── Provided material ──

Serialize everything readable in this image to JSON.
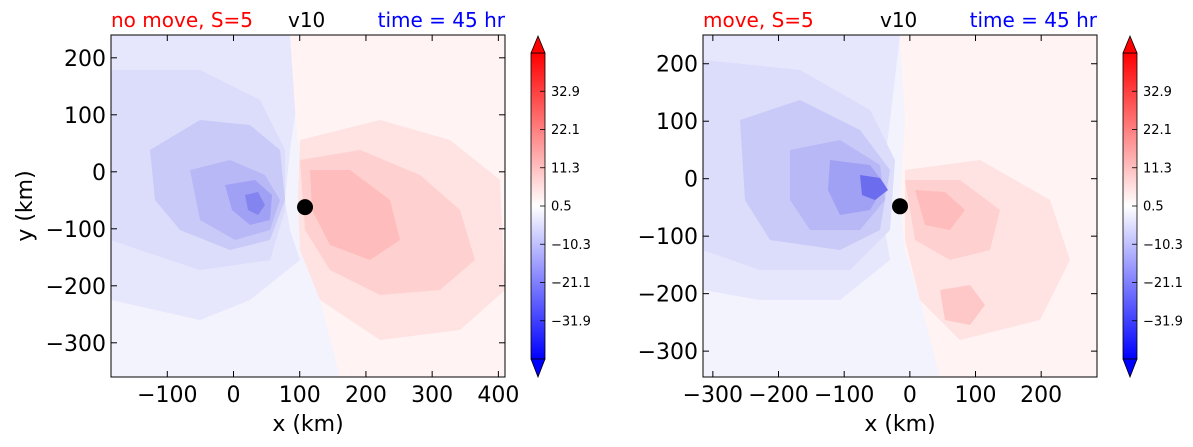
{
  "chart_data": [
    {
      "type": "heatmap",
      "title_left": "no move, S=5",
      "title_center": "v10",
      "title_right": "time = 45 hr",
      "xlabel": "x (km)",
      "ylabel": "y (km)",
      "xlim": [
        -185,
        410
      ],
      "ylim": [
        -360,
        240
      ],
      "xticks": [
        -100,
        0,
        100,
        200,
        300,
        400
      ],
      "yticks": [
        200,
        100,
        0,
        -100,
        -200,
        -300
      ],
      "xtick_labels": [
        "−100",
        "0",
        "100",
        "200",
        "300",
        "400"
      ],
      "ytick_labels": [
        "200",
        "100",
        "0",
        "−100",
        "−200",
        "−300"
      ],
      "center_marker": [
        108,
        -62
      ],
      "field_extrema": {
        "min_near": [
          40,
          -55
        ],
        "max_near": [
          170,
          -80
        ]
      }
    },
    {
      "type": "heatmap",
      "title_left": "move, S=5",
      "title_center": "v10",
      "title_right": "time = 45 hr",
      "xlabel": "x (km)",
      "ylabel": "",
      "xlim": [
        -315,
        285
      ],
      "ylim": [
        -345,
        250
      ],
      "xticks": [
        -300,
        -200,
        -100,
        0,
        100,
        200
      ],
      "yticks": [
        200,
        100,
        0,
        -100,
        -200,
        -300
      ],
      "xtick_labels": [
        "−300",
        "−200",
        "−100",
        "0",
        "100",
        "200"
      ],
      "ytick_labels": [
        "200",
        "100",
        "0",
        "−100",
        "−200",
        "−300"
      ],
      "center_marker": [
        -15,
        -48
      ],
      "field_extrema": {
        "min_near": [
          -45,
          -20
        ],
        "max_near": [
          40,
          -50
        ]
      }
    }
  ],
  "colorbar": {
    "tick_labels": [
      "32.9",
      "22.1",
      "11.3",
      "0.5",
      "−10.3",
      "−21.1",
      "−31.9"
    ],
    "tick_values": [
      32.9,
      22.1,
      11.3,
      0.5,
      -10.3,
      -21.1,
      -31.9
    ],
    "range": [
      -42.7,
      43.7
    ],
    "colormap": "bwr",
    "extend": "both"
  },
  "colors": {
    "title_left": "#ff0000",
    "title_center": "#000000",
    "title_right": "#0000ff",
    "marker": "#000000"
  }
}
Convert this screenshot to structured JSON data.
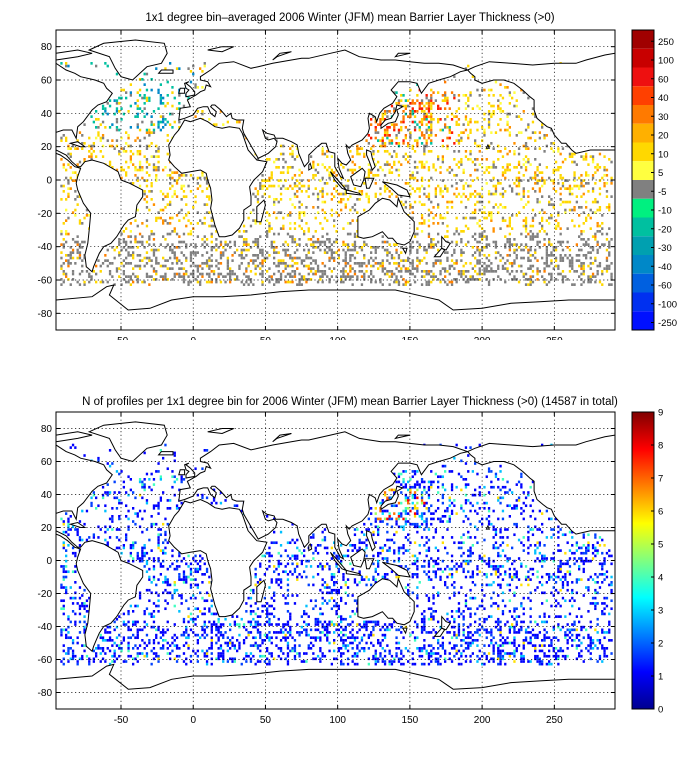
{
  "panels": [
    {
      "title": "1x1 degree bin–averaged 2006 Winter (JFM) mean Barrier Layer Thickness (>0)",
      "x_ticks": [
        -50,
        0,
        50,
        100,
        150,
        200,
        250
      ],
      "y_ticks": [
        80,
        60,
        40,
        20,
        0,
        -20,
        -40,
        -60,
        -80
      ],
      "xlim": [
        -95,
        292
      ],
      "ylim": [
        -90,
        90
      ],
      "colorbar": {
        "type": "discrete",
        "labels": [
          "250",
          "100",
          "60",
          "40",
          "30",
          "20",
          "10",
          "5",
          "-5",
          "-10",
          "-20",
          "-30",
          "-40",
          "-60",
          "-100",
          "-250"
        ],
        "colors": [
          "#a00000",
          "#c80000",
          "#ee1010",
          "#ff4000",
          "#ff7a00",
          "#ffb000",
          "#ffd800",
          "#ffff40",
          "#808080",
          "#00f080",
          "#00c0a0",
          "#00a0b0",
          "#0088c8",
          "#0060e0",
          "#0030f0",
          "#0010ff"
        ]
      }
    },
    {
      "title": "N of profiles per 1x1 degree bin for 2006 Winter (JFM) mean Barrier Layer Thickness (>0) (14587 in total)",
      "x_ticks": [
        -50,
        0,
        50,
        100,
        150,
        200,
        250
      ],
      "y_ticks": [
        80,
        60,
        40,
        20,
        0,
        -20,
        -40,
        -60,
        -80
      ],
      "xlim": [
        -95,
        292
      ],
      "ylim": [
        -90,
        90
      ],
      "colorbar": {
        "type": "continuous",
        "labels": [
          "9",
          "8",
          "7",
          "6",
          "5",
          "4",
          "3",
          "2",
          "1",
          "0"
        ],
        "range": [
          0,
          9
        ]
      }
    }
  ]
}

───

Write out all the entries exactly, except for the pictures.

Serialize everything readable in this image to JSON.
{
  "chart_data": [
    {
      "type": "heatmap",
      "title_left": "no move, S=5",
      "title_center": "v10",
      "title_right": "time = 45 hr",
      "xlabel": "x (km)",
      "ylabel": "y (km)",
      "xlim": [
        -185,
        410
      ],
      "ylim": [
        -360,
        240
      ],
      "xticks": [
        -100,
        0,
        100,
        200,
        300,
        400
      ],
      "yticks": [
        200,
        100,
        0,
        -100,
        -200,
        -300
      ],
      "xtick_labels": [
        "−100",
        "0",
        "100",
        "200",
        "300",
        "400"
      ],
      "ytick_labels": [
        "200",
        "100",
        "0",
        "−100",
        "−200",
        "−300"
      ],
      "center_marker": [
        108,
        -62
      ],
      "field_extrema": {
        "min_near": [
          40,
          -55
        ],
        "max_near": [
          170,
          -80
        ]
      }
    },
    {
      "type": "heatmap",
      "title_left": "move, S=5",
      "title_center": "v10",
      "title_right": "time = 45 hr",
      "xlabel": "x (km)",
      "ylabel": "",
      "xlim": [
        -315,
        285
      ],
      "ylim": [
        -345,
        250
      ],
      "xticks": [
        -300,
        -200,
        -100,
        0,
        100,
        200
      ],
      "yticks": [
        200,
        100,
        0,
        -100,
        -200,
        -300
      ],
      "xtick_labels": [
        "−300",
        "−200",
        "−100",
        "0",
        "100",
        "200"
      ],
      "ytick_labels": [
        "200",
        "100",
        "0",
        "−100",
        "−200",
        "−300"
      ],
      "center_marker": [
        -15,
        -48
      ],
      "field_extrema": {
        "min_near": [
          -45,
          -20
        ],
        "max_near": [
          40,
          -50
        ]
      }
    }
  ],
  "colorbar": {
    "tick_labels": [
      "32.9",
      "22.1",
      "11.3",
      "0.5",
      "−10.3",
      "−21.1",
      "−31.9"
    ],
    "tick_values": [
      32.9,
      22.1,
      11.3,
      0.5,
      -10.3,
      -21.1,
      -31.9
    ],
    "range": [
      -42.7,
      43.7
    ],
    "colormap": "bwr",
    "extend": "both"
  },
  "colors": {
    "title_left": "#ff0000",
    "title_center": "#000000",
    "title_right": "#0000ff",
    "marker": "#000000"
  }
}
Convert this screenshot to structured JSON data.
{
  "panels": [
    {
      "title": "1x1 degree bin–averaged 2006 Winter (JFM) mean Barrier Layer Thickness (>0)",
      "x_ticks": [
        -50,
        0,
        50,
        100,
        150,
        200,
        250
      ],
      "y_ticks": [
        80,
        60,
        40,
        20,
        0,
        -20,
        -40,
        -60,
        -80
      ],
      "xlim": [
        -95,
        292
      ],
      "ylim": [
        -90,
        90
      ],
      "colorbar": {
        "type": "discrete",
        "labels": [
          "250",
          "100",
          "60",
          "40",
          "30",
          "20",
          "10",
          "5",
          "-5",
          "-10",
          "-20",
          "-30",
          "-40",
          "-60",
          "-100",
          "-250"
        ],
        "colors": [
          "#a00000",
          "#c80000",
          "#ee1010",
          "#ff4000",
          "#ff7a00",
          "#ffb000",
          "#ffd800",
          "#ffff40",
          "#808080",
          "#00f080",
          "#00c0a0",
          "#00a0b0",
          "#0088c8",
          "#0060e0",
          "#0030f0",
          "#0010ff"
        ]
      }
    },
    {
      "title": "N of profiles per 1x1 degree bin for 2006 Winter (JFM) mean Barrier Layer Thickness (>0) (14587 in total)",
      "x_ticks": [
        -50,
        0,
        50,
        100,
        150,
        200,
        250
      ],
      "y_ticks": [
        80,
        60,
        40,
        20,
        0,
        -20,
        -40,
        -60,
        -80
      ],
      "xlim": [
        -95,
        292
      ],
      "ylim": [
        -90,
        90
      ],
      "colorbar": {
        "type": "continuous",
        "labels": [
          "9",
          "8",
          "7",
          "6",
          "5",
          "4",
          "3",
          "2",
          "1",
          "0"
        ],
        "range": [
          0,
          9
        ]
      }
    }
  ]
}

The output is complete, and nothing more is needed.